== Supplied entries ==

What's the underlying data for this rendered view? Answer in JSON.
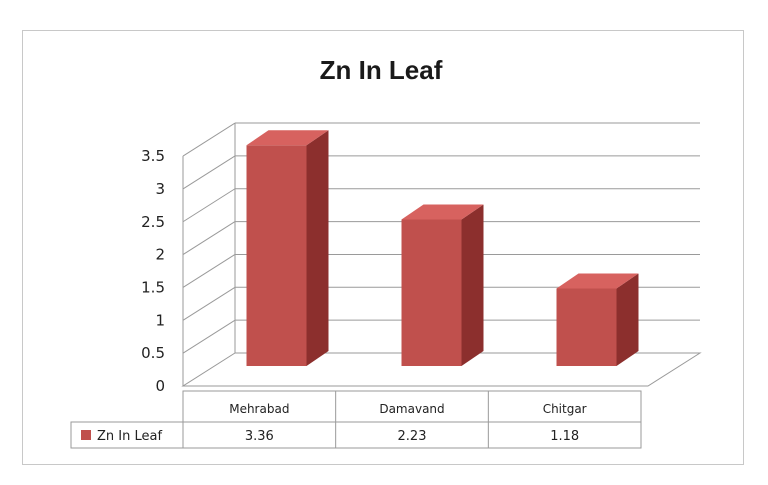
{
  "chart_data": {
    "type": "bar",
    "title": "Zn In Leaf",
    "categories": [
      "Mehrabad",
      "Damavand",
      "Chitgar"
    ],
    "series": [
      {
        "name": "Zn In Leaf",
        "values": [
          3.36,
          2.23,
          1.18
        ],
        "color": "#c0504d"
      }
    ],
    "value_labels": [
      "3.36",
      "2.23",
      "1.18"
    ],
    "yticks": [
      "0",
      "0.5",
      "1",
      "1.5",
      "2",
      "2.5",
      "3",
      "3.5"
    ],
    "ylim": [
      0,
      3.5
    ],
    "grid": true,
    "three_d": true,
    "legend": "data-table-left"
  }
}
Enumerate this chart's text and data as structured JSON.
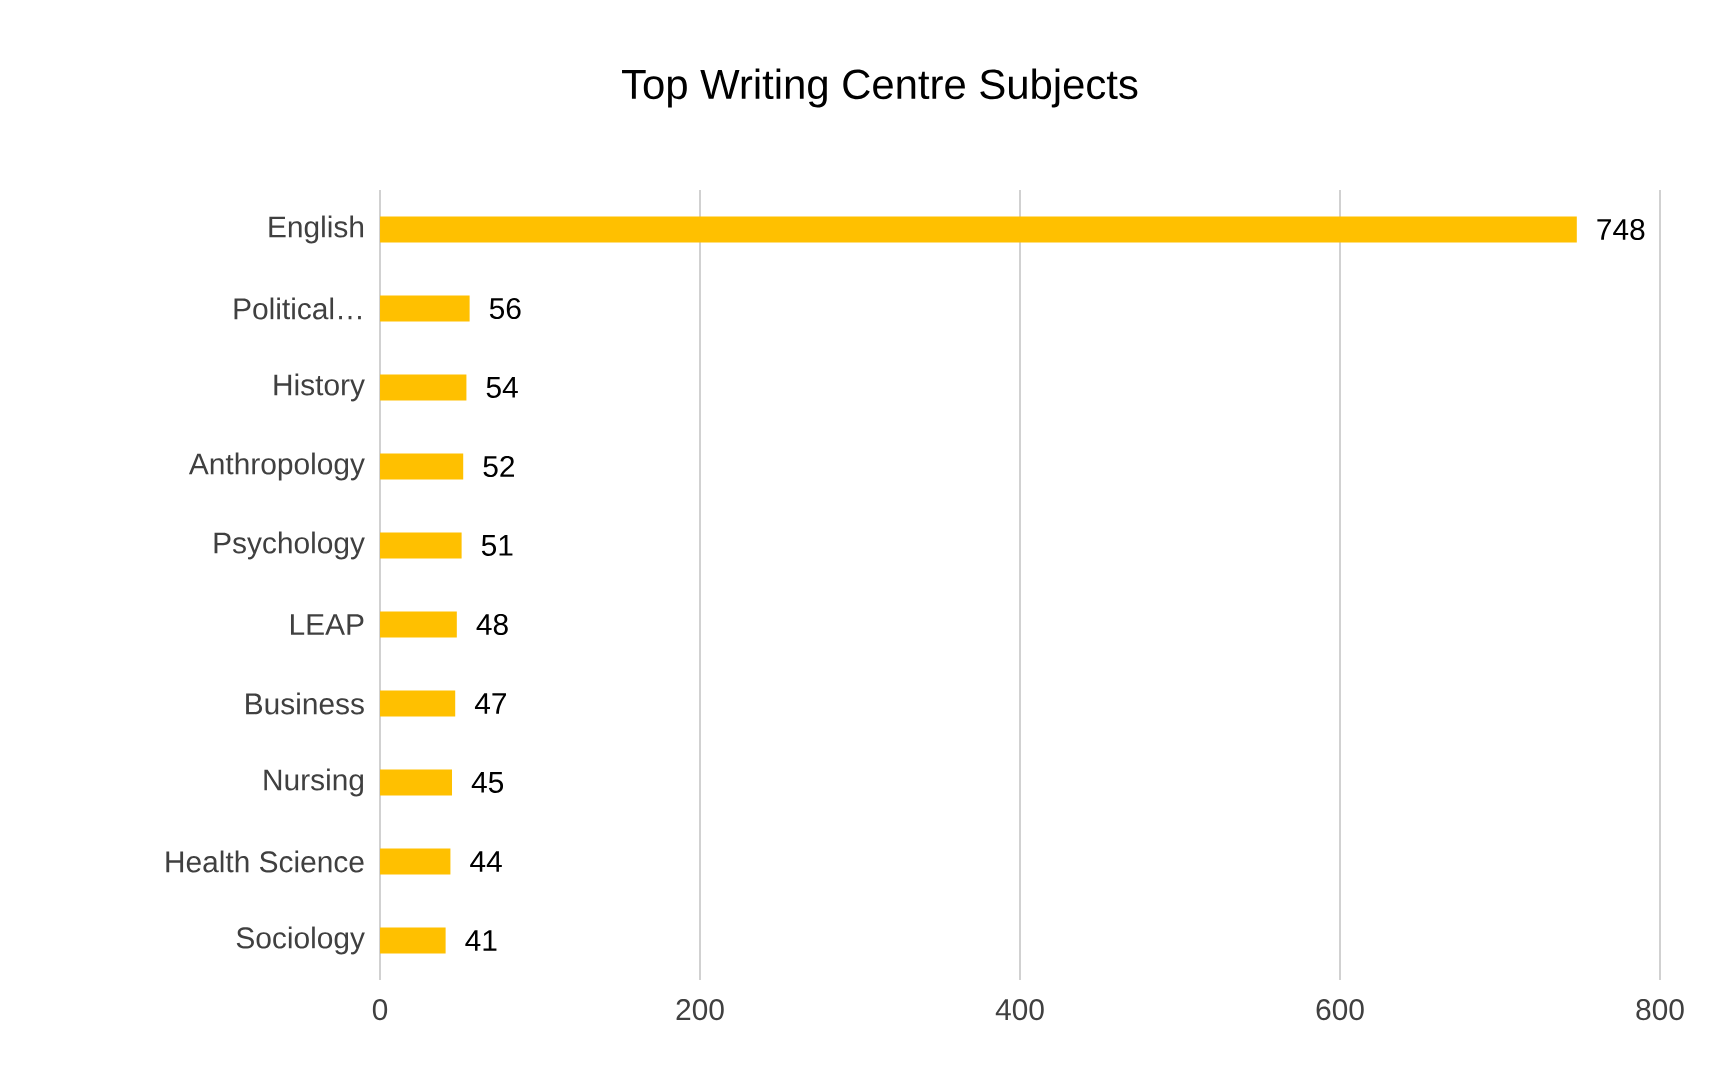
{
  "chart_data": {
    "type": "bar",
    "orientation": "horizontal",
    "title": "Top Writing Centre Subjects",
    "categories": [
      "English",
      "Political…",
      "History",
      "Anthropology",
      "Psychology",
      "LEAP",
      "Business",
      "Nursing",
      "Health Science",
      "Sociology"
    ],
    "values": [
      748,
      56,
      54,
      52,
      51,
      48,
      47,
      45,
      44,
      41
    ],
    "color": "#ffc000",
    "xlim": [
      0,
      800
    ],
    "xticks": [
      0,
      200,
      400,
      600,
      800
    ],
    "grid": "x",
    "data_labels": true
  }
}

== Task brief ==
Find the line with "Enumerate this chart's" in the listing and extract it and all lines after it through the end, exactly, without the pictures.

== Reply to the task ==
Enumerate this chart's text and data as structured JSON.
{
  "chart_data": {
    "type": "bar",
    "orientation": "horizontal",
    "title": "Top Writing Centre Subjects",
    "categories": [
      "English",
      "Political…",
      "History",
      "Anthropology",
      "Psychology",
      "LEAP",
      "Business",
      "Nursing",
      "Health Science",
      "Sociology"
    ],
    "values": [
      748,
      56,
      54,
      52,
      51,
      48,
      47,
      45,
      44,
      41
    ],
    "color": "#ffc000",
    "xlim": [
      0,
      800
    ],
    "xticks": [
      0,
      200,
      400,
      600,
      800
    ],
    "grid": "x",
    "data_labels": true
  }
}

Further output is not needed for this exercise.